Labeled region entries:
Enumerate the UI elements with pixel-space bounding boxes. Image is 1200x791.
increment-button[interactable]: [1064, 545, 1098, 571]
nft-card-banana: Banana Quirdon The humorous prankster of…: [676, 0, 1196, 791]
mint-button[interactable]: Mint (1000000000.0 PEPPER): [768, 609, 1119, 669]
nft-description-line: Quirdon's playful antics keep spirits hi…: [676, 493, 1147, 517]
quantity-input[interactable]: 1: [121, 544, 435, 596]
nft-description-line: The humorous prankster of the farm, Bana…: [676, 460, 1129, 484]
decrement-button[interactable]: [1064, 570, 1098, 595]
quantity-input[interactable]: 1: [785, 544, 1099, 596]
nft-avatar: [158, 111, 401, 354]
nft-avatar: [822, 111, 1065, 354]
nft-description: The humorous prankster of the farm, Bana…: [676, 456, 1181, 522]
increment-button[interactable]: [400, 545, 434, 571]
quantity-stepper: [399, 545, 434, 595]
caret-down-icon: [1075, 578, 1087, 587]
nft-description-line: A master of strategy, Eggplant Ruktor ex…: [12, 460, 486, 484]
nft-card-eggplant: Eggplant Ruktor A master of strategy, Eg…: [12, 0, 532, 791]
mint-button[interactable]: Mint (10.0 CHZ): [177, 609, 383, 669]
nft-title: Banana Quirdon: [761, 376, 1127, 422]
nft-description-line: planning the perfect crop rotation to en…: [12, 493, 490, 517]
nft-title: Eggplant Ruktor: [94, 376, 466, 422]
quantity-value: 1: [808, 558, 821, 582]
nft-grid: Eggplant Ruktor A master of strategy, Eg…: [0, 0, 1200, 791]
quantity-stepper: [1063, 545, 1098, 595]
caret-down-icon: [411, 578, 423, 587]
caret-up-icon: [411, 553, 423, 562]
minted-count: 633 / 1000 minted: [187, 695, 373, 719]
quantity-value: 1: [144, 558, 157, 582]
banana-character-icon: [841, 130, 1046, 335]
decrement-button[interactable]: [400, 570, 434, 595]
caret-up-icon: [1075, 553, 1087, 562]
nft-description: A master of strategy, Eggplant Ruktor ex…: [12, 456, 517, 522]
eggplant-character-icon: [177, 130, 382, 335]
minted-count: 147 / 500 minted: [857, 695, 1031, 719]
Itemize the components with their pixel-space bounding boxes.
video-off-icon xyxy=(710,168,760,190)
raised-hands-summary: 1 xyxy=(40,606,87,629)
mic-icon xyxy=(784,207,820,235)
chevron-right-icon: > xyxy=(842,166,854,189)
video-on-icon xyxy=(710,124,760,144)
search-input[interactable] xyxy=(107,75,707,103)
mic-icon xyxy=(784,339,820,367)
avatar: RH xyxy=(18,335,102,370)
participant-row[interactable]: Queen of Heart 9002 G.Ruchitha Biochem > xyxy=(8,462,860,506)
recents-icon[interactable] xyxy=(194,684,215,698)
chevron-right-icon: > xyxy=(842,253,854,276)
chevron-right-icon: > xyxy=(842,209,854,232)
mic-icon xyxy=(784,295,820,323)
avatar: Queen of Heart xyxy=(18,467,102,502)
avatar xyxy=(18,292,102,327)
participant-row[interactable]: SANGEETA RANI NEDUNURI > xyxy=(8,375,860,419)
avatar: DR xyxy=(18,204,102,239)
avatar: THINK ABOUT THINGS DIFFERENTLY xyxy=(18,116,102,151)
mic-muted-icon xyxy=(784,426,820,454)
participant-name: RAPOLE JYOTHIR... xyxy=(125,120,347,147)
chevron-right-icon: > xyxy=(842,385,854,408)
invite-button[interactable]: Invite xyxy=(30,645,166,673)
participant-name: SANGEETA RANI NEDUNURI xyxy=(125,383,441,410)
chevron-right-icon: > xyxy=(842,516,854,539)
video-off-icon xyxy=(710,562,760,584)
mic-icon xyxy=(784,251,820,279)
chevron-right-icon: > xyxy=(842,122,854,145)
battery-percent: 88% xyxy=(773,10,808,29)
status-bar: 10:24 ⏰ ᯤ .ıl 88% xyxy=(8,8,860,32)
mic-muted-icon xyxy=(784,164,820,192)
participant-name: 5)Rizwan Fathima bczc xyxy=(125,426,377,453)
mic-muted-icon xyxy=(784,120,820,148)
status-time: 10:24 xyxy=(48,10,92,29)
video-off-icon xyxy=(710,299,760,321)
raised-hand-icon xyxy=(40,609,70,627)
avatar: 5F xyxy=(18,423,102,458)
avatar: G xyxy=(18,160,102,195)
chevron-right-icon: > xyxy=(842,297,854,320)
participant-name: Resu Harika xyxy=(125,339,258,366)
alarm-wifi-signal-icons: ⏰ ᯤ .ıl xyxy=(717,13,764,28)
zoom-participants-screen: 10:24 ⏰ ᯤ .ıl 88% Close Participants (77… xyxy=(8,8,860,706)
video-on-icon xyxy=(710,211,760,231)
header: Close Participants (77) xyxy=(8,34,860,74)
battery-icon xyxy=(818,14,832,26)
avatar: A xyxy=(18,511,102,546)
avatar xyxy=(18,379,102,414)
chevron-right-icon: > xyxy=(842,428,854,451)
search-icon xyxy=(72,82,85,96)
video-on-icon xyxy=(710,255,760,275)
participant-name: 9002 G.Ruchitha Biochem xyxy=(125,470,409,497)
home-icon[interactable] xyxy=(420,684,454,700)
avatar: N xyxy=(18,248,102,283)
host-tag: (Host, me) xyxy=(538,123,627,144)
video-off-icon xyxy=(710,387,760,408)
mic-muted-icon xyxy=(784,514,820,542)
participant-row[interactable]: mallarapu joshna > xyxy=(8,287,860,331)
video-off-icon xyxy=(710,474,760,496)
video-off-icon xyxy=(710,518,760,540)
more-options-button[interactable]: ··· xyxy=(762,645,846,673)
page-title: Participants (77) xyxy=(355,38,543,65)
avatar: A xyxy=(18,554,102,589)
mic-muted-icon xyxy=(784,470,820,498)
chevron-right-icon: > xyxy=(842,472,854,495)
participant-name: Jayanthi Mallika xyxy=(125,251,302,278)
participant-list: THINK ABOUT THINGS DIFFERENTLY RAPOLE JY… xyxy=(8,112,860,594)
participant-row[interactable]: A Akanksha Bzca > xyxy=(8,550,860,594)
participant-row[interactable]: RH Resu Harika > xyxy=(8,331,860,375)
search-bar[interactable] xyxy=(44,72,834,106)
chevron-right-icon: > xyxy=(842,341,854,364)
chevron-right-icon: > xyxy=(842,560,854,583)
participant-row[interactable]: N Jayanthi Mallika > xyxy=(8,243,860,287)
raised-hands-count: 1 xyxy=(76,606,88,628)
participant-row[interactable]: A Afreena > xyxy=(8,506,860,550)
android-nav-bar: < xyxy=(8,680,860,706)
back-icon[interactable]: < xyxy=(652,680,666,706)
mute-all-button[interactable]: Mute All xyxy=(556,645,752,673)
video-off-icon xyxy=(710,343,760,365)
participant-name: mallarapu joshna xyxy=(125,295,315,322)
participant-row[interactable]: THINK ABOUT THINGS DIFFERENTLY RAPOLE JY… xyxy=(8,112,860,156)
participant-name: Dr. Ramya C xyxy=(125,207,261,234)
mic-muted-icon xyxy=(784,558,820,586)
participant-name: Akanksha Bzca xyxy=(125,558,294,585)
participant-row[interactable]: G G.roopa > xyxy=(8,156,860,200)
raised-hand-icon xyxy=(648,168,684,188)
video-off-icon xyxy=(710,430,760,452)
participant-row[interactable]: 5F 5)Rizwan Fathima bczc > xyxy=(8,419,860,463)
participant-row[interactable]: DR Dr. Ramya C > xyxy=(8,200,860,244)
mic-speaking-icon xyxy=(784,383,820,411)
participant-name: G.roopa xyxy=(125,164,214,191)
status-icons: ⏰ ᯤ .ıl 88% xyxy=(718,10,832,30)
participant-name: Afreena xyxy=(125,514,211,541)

- EXERCISE BRIEF -
Please extract every one of the lines above, reproducing each one character for character without any changes.

- RESPONSE BELOW -
Enumerate the UI elements with pixel-space bounding boxes. Image is 1200x791.
increment-button[interactable]: [1064, 545, 1098, 571]
nft-card-banana: Banana Quirdon The humorous prankster of…: [676, 0, 1196, 791]
mint-button[interactable]: Mint (1000000000.0 PEPPER): [768, 609, 1119, 669]
nft-description-line: Quirdon's playful antics keep spirits hi…: [676, 493, 1147, 517]
quantity-input[interactable]: 1: [121, 544, 435, 596]
nft-description-line: The humorous prankster of the farm, Bana…: [676, 460, 1129, 484]
decrement-button[interactable]: [1064, 570, 1098, 595]
quantity-input[interactable]: 1: [785, 544, 1099, 596]
nft-avatar: [158, 111, 401, 354]
nft-avatar: [822, 111, 1065, 354]
nft-description: The humorous prankster of the farm, Bana…: [676, 456, 1181, 522]
increment-button[interactable]: [400, 545, 434, 571]
quantity-stepper: [399, 545, 434, 595]
caret-down-icon: [1075, 578, 1087, 587]
nft-description-line: A master of strategy, Eggplant Ruktor ex…: [12, 460, 486, 484]
nft-card-eggplant: Eggplant Ruktor A master of strategy, Eg…: [12, 0, 532, 791]
mint-button[interactable]: Mint (10.0 CHZ): [177, 609, 383, 669]
nft-title: Banana Quirdon: [761, 376, 1127, 422]
nft-description-line: planning the perfect crop rotation to en…: [12, 493, 490, 517]
nft-title: Eggplant Ruktor: [94, 376, 466, 422]
quantity-value: 1: [808, 558, 821, 582]
nft-grid: Eggplant Ruktor A master of strategy, Eg…: [0, 0, 1200, 791]
quantity-stepper: [1063, 545, 1098, 595]
caret-down-icon: [411, 578, 423, 587]
caret-up-icon: [411, 553, 423, 562]
minted-count: 633 / 1000 minted: [187, 695, 373, 719]
quantity-value: 1: [144, 558, 157, 582]
banana-character-icon: [841, 130, 1046, 335]
decrement-button[interactable]: [400, 570, 434, 595]
caret-up-icon: [1075, 553, 1087, 562]
nft-description: A master of strategy, Eggplant Ruktor ex…: [12, 456, 517, 522]
eggplant-character-icon: [177, 130, 382, 335]
minted-count: 147 / 500 minted: [857, 695, 1031, 719]
Itemize the components with their pixel-space bounding boxes.
video-off-icon xyxy=(710,168,760,190)
raised-hands-summary: 1 xyxy=(40,606,87,629)
mic-icon xyxy=(784,207,820,235)
chevron-right-icon: > xyxy=(842,166,854,189)
video-on-icon xyxy=(710,124,760,144)
search-input[interactable] xyxy=(107,75,707,103)
mic-icon xyxy=(784,339,820,367)
avatar: RH xyxy=(18,335,102,370)
participant-row[interactable]: Queen of Heart 9002 G.Ruchitha Biochem > xyxy=(8,462,860,506)
recents-icon[interactable] xyxy=(194,684,215,698)
chevron-right-icon: > xyxy=(842,253,854,276)
chevron-right-icon: > xyxy=(842,209,854,232)
mic-icon xyxy=(784,295,820,323)
avatar: Queen of Heart xyxy=(18,467,102,502)
avatar xyxy=(18,292,102,327)
participant-row[interactable]: SANGEETA RANI NEDUNURI > xyxy=(8,375,860,419)
avatar: DR xyxy=(18,204,102,239)
avatar: THINK ABOUT THINGS DIFFERENTLY xyxy=(18,116,102,151)
mic-muted-icon xyxy=(784,426,820,454)
participant-name: RAPOLE JYOTHIR... xyxy=(125,120,347,147)
chevron-right-icon: > xyxy=(842,385,854,408)
invite-button[interactable]: Invite xyxy=(30,645,166,673)
participant-name: SANGEETA RANI NEDUNURI xyxy=(125,383,441,410)
chevron-right-icon: > xyxy=(842,516,854,539)
video-off-icon xyxy=(710,562,760,584)
mic-icon xyxy=(784,251,820,279)
chevron-right-icon: > xyxy=(842,122,854,145)
battery-percent: 88% xyxy=(773,10,808,29)
status-bar: 10:24 ⏰ ᯤ .ıl 88% xyxy=(8,8,860,32)
mic-muted-icon xyxy=(784,164,820,192)
participant-name: 5)Rizwan Fathima bczc xyxy=(125,426,377,453)
mic-muted-icon xyxy=(784,120,820,148)
status-time: 10:24 xyxy=(48,10,92,29)
video-off-icon xyxy=(710,299,760,321)
raised-hand-icon xyxy=(40,609,70,627)
avatar: 5F xyxy=(18,423,102,458)
avatar: G xyxy=(18,160,102,195)
chevron-right-icon: > xyxy=(842,297,854,320)
participant-name: Resu Harika xyxy=(125,339,258,366)
alarm-wifi-signal-icons: ⏰ ᯤ .ıl xyxy=(717,13,764,28)
zoom-participants-screen: 10:24 ⏰ ᯤ .ıl 88% Close Participants (77… xyxy=(8,8,860,706)
video-on-icon xyxy=(710,211,760,231)
header: Close Participants (77) xyxy=(8,34,860,74)
battery-icon xyxy=(818,14,832,26)
avatar: A xyxy=(18,511,102,546)
avatar xyxy=(18,379,102,414)
chevron-right-icon: > xyxy=(842,428,854,451)
search-icon xyxy=(72,82,85,96)
video-on-icon xyxy=(710,255,760,275)
participant-name: 9002 G.Ruchitha Biochem xyxy=(125,470,409,497)
home-icon[interactable] xyxy=(420,684,454,700)
avatar: N xyxy=(18,248,102,283)
host-tag: (Host, me) xyxy=(538,123,627,144)
video-off-icon xyxy=(710,387,760,408)
mic-muted-icon xyxy=(784,514,820,542)
participant-row[interactable]: mallarapu joshna > xyxy=(8,287,860,331)
video-off-icon xyxy=(710,474,760,496)
video-off-icon xyxy=(710,518,760,540)
more-options-button[interactable]: ··· xyxy=(762,645,846,673)
page-title: Participants (77) xyxy=(355,38,543,65)
avatar: A xyxy=(18,554,102,589)
mic-muted-icon xyxy=(784,470,820,498)
chevron-right-icon: > xyxy=(842,472,854,495)
participant-name: Jayanthi Mallika xyxy=(125,251,302,278)
participant-list: THINK ABOUT THINGS DIFFERENTLY RAPOLE JY… xyxy=(8,112,860,594)
participant-row[interactable]: A Akanksha Bzca > xyxy=(8,550,860,594)
participant-row[interactable]: RH Resu Harika > xyxy=(8,331,860,375)
search-bar[interactable] xyxy=(44,72,834,106)
chevron-right-icon: > xyxy=(842,341,854,364)
chevron-right-icon: > xyxy=(842,560,854,583)
participant-row[interactable]: N Jayanthi Mallika > xyxy=(8,243,860,287)
raised-hands-count: 1 xyxy=(76,606,88,628)
participant-row[interactable]: A Afreena > xyxy=(8,506,860,550)
android-nav-bar: < xyxy=(8,680,860,706)
back-icon[interactable]: < xyxy=(652,680,666,706)
mute-all-button[interactable]: Mute All xyxy=(556,645,752,673)
video-off-icon xyxy=(710,343,760,365)
participant-name: mallarapu joshna xyxy=(125,295,315,322)
participant-row[interactable]: THINK ABOUT THINGS DIFFERENTLY RAPOLE JY… xyxy=(8,112,860,156)
participant-name: Dr. Ramya C xyxy=(125,207,261,234)
mic-muted-icon xyxy=(784,558,820,586)
participant-name: Akanksha Bzca xyxy=(125,558,294,585)
participant-row[interactable]: G G.roopa > xyxy=(8,156,860,200)
raised-hand-icon xyxy=(648,168,684,188)
video-off-icon xyxy=(710,430,760,452)
participant-row[interactable]: 5F 5)Rizwan Fathima bczc > xyxy=(8,419,860,463)
participant-row[interactable]: DR Dr. Ramya C > xyxy=(8,200,860,244)
mic-speaking-icon xyxy=(784,383,820,411)
participant-name: G.roopa xyxy=(125,164,214,191)
status-icons: ⏰ ᯤ .ıl 88% xyxy=(718,10,832,30)
participant-name: Afreena xyxy=(125,514,211,541)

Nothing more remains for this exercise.